[Start STORED DATA]
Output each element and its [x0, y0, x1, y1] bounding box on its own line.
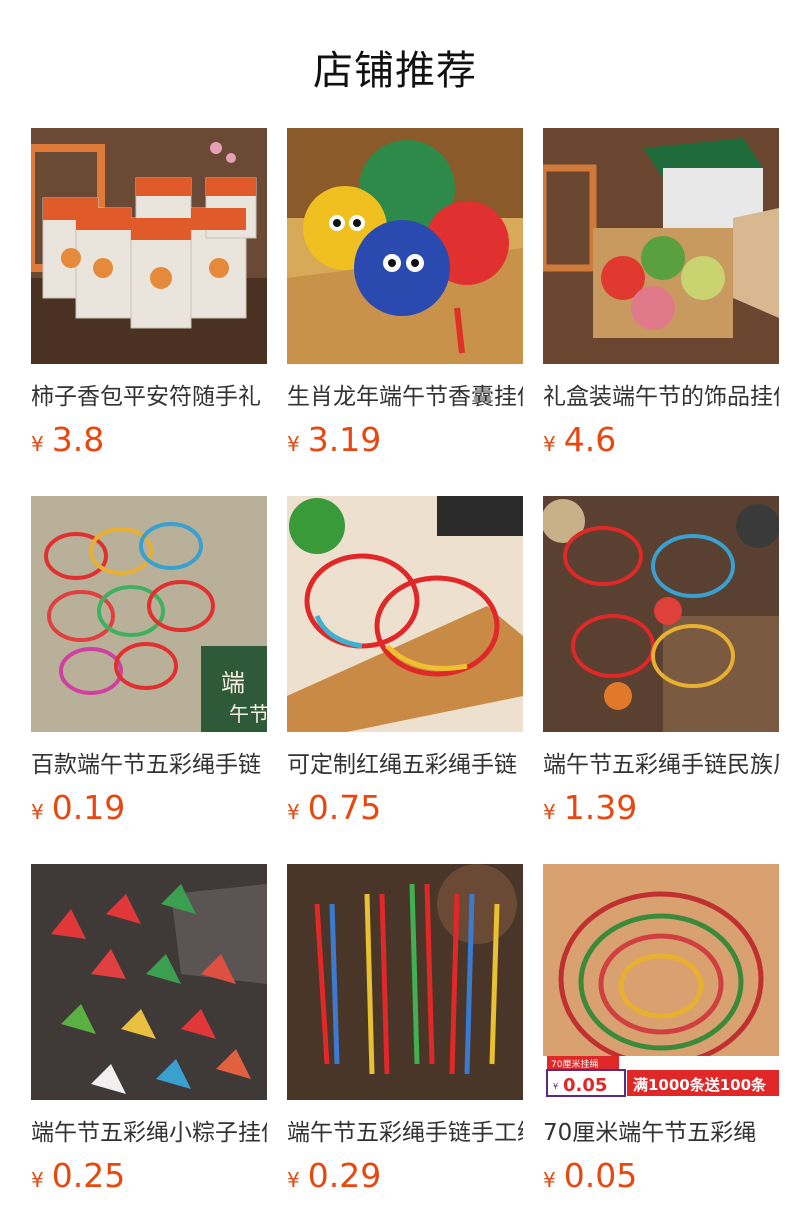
- product-card[interactable]: 柿子香包平安符随手礼 ¥3.8: [31, 128, 267, 466]
- product-card[interactable]: 端午节五彩绳手链手工编 ¥0.29: [287, 864, 523, 1202]
- price-value: 0.75: [307, 788, 382, 827]
- product-image[interactable]: 70厘米挂绳 ¥ 0.05 满1000条送100条: [543, 864, 779, 1100]
- product-image[interactable]: [287, 128, 523, 364]
- promo-text: 满1000条送100条: [633, 1076, 767, 1094]
- svg-text:端: 端: [221, 669, 245, 697]
- currency-symbol: ¥: [31, 1168, 44, 1192]
- price-value: 1.39: [563, 788, 638, 827]
- price-value: 3.8: [51, 420, 105, 459]
- price-value: 0.29: [307, 1156, 382, 1195]
- product-name[interactable]: 百款端午节五彩绳手链: [31, 750, 267, 780]
- product-price: ¥3.19: [287, 420, 523, 466]
- currency-symbol: ¥: [287, 800, 300, 824]
- product-price: ¥0.29: [287, 1156, 523, 1202]
- product-card[interactable]: 礼盒装端午节的饰品挂件 ¥4.6: [543, 128, 779, 466]
- svg-text:¥: ¥: [553, 1082, 558, 1091]
- product-name[interactable]: 端午节五彩绳手链手工编: [287, 1118, 523, 1148]
- currency-symbol: ¥: [543, 432, 556, 456]
- currency-symbol: ¥: [543, 1168, 556, 1192]
- product-image[interactable]: 端 午节: [31, 496, 267, 732]
- svg-text:午节: 午节: [229, 702, 267, 726]
- page-title: 店铺推荐: [313, 48, 477, 94]
- product-name[interactable]: 可定制红绳五彩绳手链: [287, 750, 523, 780]
- product-name[interactable]: 礼盒装端午节的饰品挂件: [543, 382, 779, 412]
- product-name[interactable]: 端午节五彩绳小粽子挂件: [31, 1118, 267, 1148]
- product-price: ¥4.6: [543, 420, 779, 466]
- product-image[interactable]: [31, 128, 267, 364]
- product-image[interactable]: [287, 496, 523, 732]
- product-image[interactable]: [543, 128, 779, 364]
- price-value: 0.19: [51, 788, 126, 827]
- product-card[interactable]: 生肖龙年端午节香囊挂件 ¥3.19: [287, 128, 523, 466]
- currency-symbol: ¥: [287, 432, 300, 456]
- product-image[interactable]: [543, 496, 779, 732]
- product-price: ¥3.8: [31, 420, 267, 466]
- product-name[interactable]: 端午节五彩绳手链民族风: [543, 750, 779, 780]
- product-price: ¥0.25: [31, 1156, 267, 1202]
- currency-symbol: ¥: [543, 800, 556, 824]
- price-value: 3.19: [307, 420, 382, 459]
- product-price: ¥1.39: [543, 788, 779, 834]
- product-card[interactable]: 70厘米挂绳 ¥ 0.05 满1000条送100条 70厘米端午节五彩绳 ¥0.…: [543, 864, 779, 1202]
- currency-symbol: ¥: [31, 800, 44, 824]
- price-value: 0.25: [51, 1156, 126, 1195]
- product-card[interactable]: 可定制红绳五彩绳手链 ¥0.75: [287, 496, 523, 834]
- product-image[interactable]: [287, 864, 523, 1100]
- promo-tag: 70厘米挂绳: [551, 1058, 598, 1070]
- product-name[interactable]: 柿子香包平安符随手礼: [31, 382, 267, 412]
- product-name[interactable]: 生肖龙年端午节香囊挂件: [287, 382, 523, 412]
- product-price: ¥0.05: [543, 1156, 779, 1202]
- product-card[interactable]: 端午节五彩绳小粽子挂件 ¥0.25: [31, 864, 267, 1202]
- product-card[interactable]: 端 午节 百款端午节五彩绳手链 ¥0.19: [31, 496, 267, 834]
- promo-price: 0.05: [563, 1075, 607, 1096]
- currency-symbol: ¥: [287, 1168, 300, 1192]
- product-image[interactable]: [31, 864, 267, 1100]
- price-value: 4.6: [563, 420, 617, 459]
- product-price: ¥0.19: [31, 788, 267, 834]
- product-card[interactable]: 端午节五彩绳手链民族风 ¥1.39: [543, 496, 779, 834]
- product-name[interactable]: 70厘米端午节五彩绳: [543, 1118, 779, 1148]
- price-value: 0.05: [563, 1156, 638, 1195]
- product-price: ¥0.75: [287, 788, 523, 834]
- currency-symbol: ¥: [31, 432, 44, 456]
[End STORED DATA]
Reproduce character for character the lines of the records from the one containing "- product-card[interactable]: 柿子香包平安符随手礼" through the one containing "- product-image[interactable]: [287, 128, 523, 364]", both included.

● FINISHED ANSWER:
- product-card[interactable]: 柿子香包平安符随手礼 ¥3.8: [31, 128, 267, 466]
- product-card[interactable]: 端午节五彩绳手链手工编 ¥0.29: [287, 864, 523, 1202]
- price-value: 0.75: [307, 788, 382, 827]
- product-image[interactable]: 70厘米挂绳 ¥ 0.05 满1000条送100条: [543, 864, 779, 1100]
- product-image[interactable]: [287, 128, 523, 364]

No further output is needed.